Problem description:
Without the images, print all the entries below exactly as given.

Dataset entries:
──────────────────────────────

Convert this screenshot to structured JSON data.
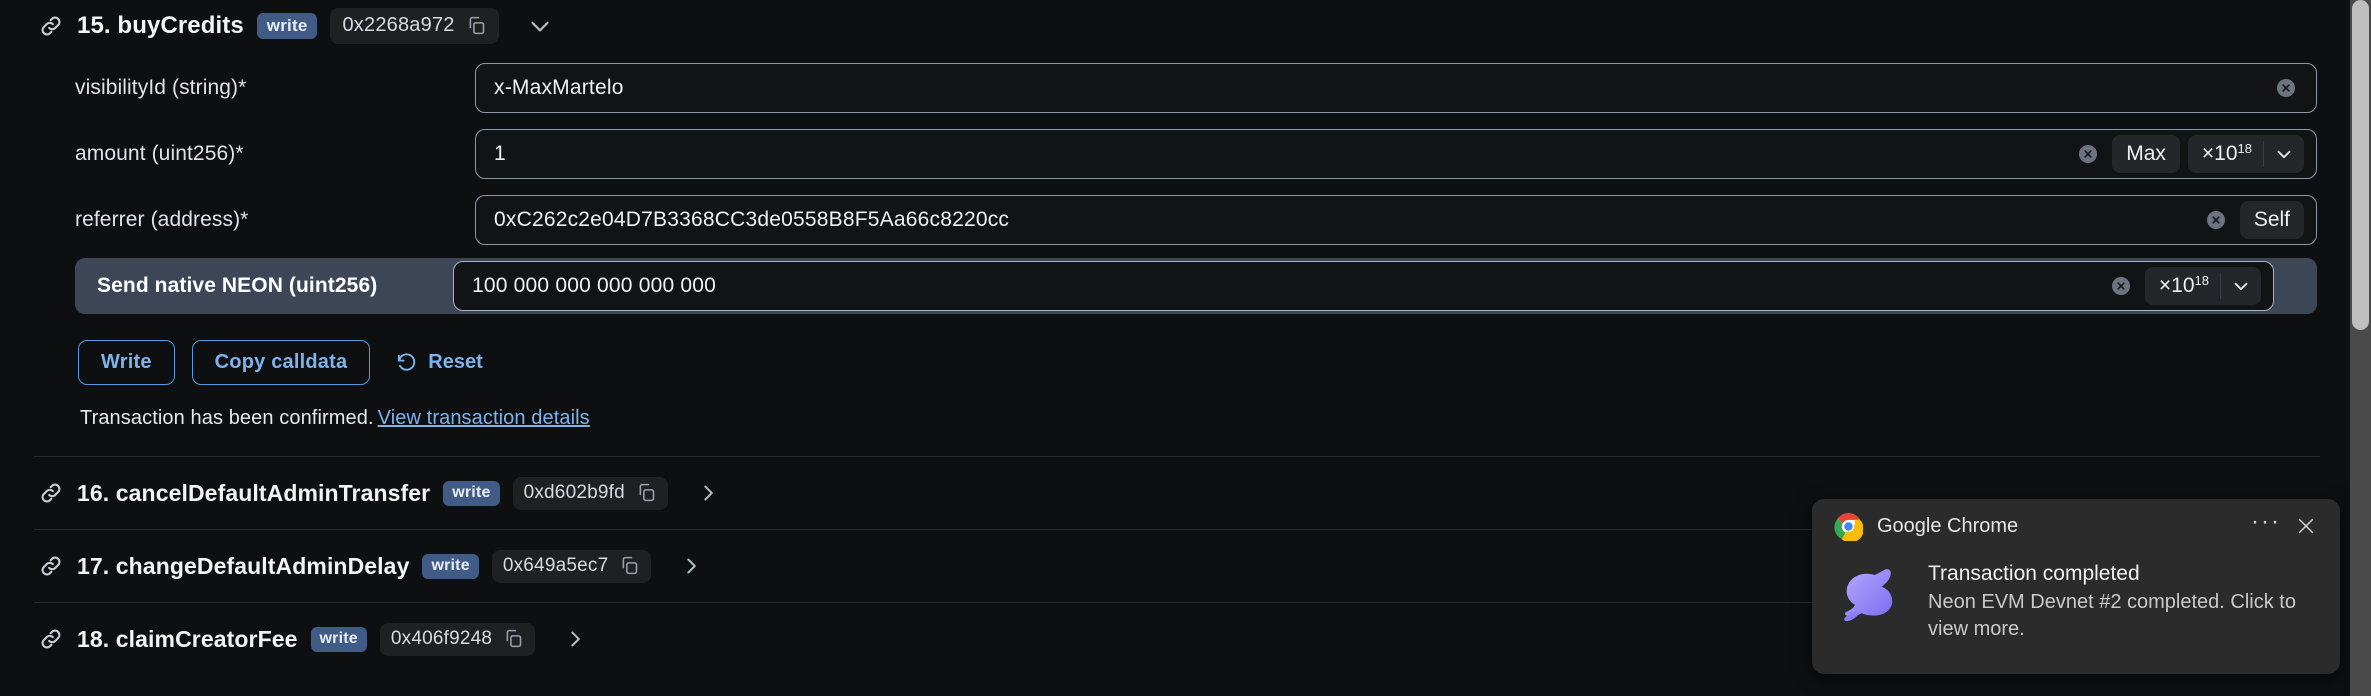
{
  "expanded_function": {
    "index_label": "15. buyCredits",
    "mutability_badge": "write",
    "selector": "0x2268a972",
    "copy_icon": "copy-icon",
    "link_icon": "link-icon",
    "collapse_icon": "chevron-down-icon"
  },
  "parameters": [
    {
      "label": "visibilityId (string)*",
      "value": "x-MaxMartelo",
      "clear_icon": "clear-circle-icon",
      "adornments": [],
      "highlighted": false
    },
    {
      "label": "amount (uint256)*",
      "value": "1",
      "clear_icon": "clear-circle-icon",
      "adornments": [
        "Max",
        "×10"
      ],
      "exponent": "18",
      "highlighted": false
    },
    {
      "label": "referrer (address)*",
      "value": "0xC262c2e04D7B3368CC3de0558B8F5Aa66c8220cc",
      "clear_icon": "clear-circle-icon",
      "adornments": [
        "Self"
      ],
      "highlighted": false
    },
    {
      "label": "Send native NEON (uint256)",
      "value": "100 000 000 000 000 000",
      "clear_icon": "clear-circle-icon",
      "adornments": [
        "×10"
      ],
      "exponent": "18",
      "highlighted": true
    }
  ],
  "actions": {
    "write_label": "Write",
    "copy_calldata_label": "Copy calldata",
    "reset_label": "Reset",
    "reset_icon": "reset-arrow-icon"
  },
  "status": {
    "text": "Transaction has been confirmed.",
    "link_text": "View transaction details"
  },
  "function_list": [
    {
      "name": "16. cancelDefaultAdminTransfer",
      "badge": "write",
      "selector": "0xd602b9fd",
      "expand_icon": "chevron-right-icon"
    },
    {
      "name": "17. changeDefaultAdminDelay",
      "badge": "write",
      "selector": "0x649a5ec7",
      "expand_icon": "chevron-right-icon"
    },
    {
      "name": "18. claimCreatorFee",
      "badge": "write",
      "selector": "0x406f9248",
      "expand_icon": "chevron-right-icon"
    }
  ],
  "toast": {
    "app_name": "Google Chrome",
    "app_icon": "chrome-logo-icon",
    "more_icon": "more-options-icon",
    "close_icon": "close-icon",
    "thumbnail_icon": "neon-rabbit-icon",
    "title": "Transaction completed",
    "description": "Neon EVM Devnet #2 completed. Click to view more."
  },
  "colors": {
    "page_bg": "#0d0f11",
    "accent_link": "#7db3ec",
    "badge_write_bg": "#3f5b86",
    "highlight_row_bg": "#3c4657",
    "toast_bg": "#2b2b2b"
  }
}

──────────────────────────────

Completed task:
Convert this screenshot to structured JSON data.
{
  "expanded_function": {
    "index_label": "15. buyCredits",
    "mutability_badge": "write",
    "selector": "0x2268a972",
    "copy_icon": "copy-icon",
    "link_icon": "link-icon",
    "collapse_icon": "chevron-down-icon"
  },
  "parameters": [
    {
      "label": "visibilityId (string)*",
      "value": "x-MaxMartelo",
      "clear_icon": "clear-circle-icon",
      "adornments": [],
      "highlighted": false
    },
    {
      "label": "amount (uint256)*",
      "value": "1",
      "clear_icon": "clear-circle-icon",
      "adornments": [
        "Max",
        "×10"
      ],
      "exponent": "18",
      "highlighted": false
    },
    {
      "label": "referrer (address)*",
      "value": "0xC262c2e04D7B3368CC3de0558B8F5Aa66c8220cc",
      "clear_icon": "clear-circle-icon",
      "adornments": [
        "Self"
      ],
      "highlighted": false
    },
    {
      "label": "Send native NEON (uint256)",
      "value": "100 000 000 000 000 000",
      "clear_icon": "clear-circle-icon",
      "adornments": [
        "×10"
      ],
      "exponent": "18",
      "highlighted": true
    }
  ],
  "actions": {
    "write_label": "Write",
    "copy_calldata_label": "Copy calldata",
    "reset_label": "Reset",
    "reset_icon": "reset-arrow-icon"
  },
  "status": {
    "text": "Transaction has been confirmed.",
    "link_text": "View transaction details"
  },
  "function_list": [
    {
      "name": "16. cancelDefaultAdminTransfer",
      "badge": "write",
      "selector": "0xd602b9fd",
      "expand_icon": "chevron-right-icon"
    },
    {
      "name": "17. changeDefaultAdminDelay",
      "badge": "write",
      "selector": "0x649a5ec7",
      "expand_icon": "chevron-right-icon"
    },
    {
      "name": "18. claimCreatorFee",
      "badge": "write",
      "selector": "0x406f9248",
      "expand_icon": "chevron-right-icon"
    }
  ],
  "toast": {
    "app_name": "Google Chrome",
    "app_icon": "chrome-logo-icon",
    "more_icon": "more-options-icon",
    "close_icon": "close-icon",
    "thumbnail_icon": "neon-rabbit-icon",
    "title": "Transaction completed",
    "description": "Neon EVM Devnet #2 completed. Click to view more."
  },
  "colors": {
    "page_bg": "#0d0f11",
    "accent_link": "#7db3ec",
    "badge_write_bg": "#3f5b86",
    "highlight_row_bg": "#3c4657",
    "toast_bg": "#2b2b2b"
  }
}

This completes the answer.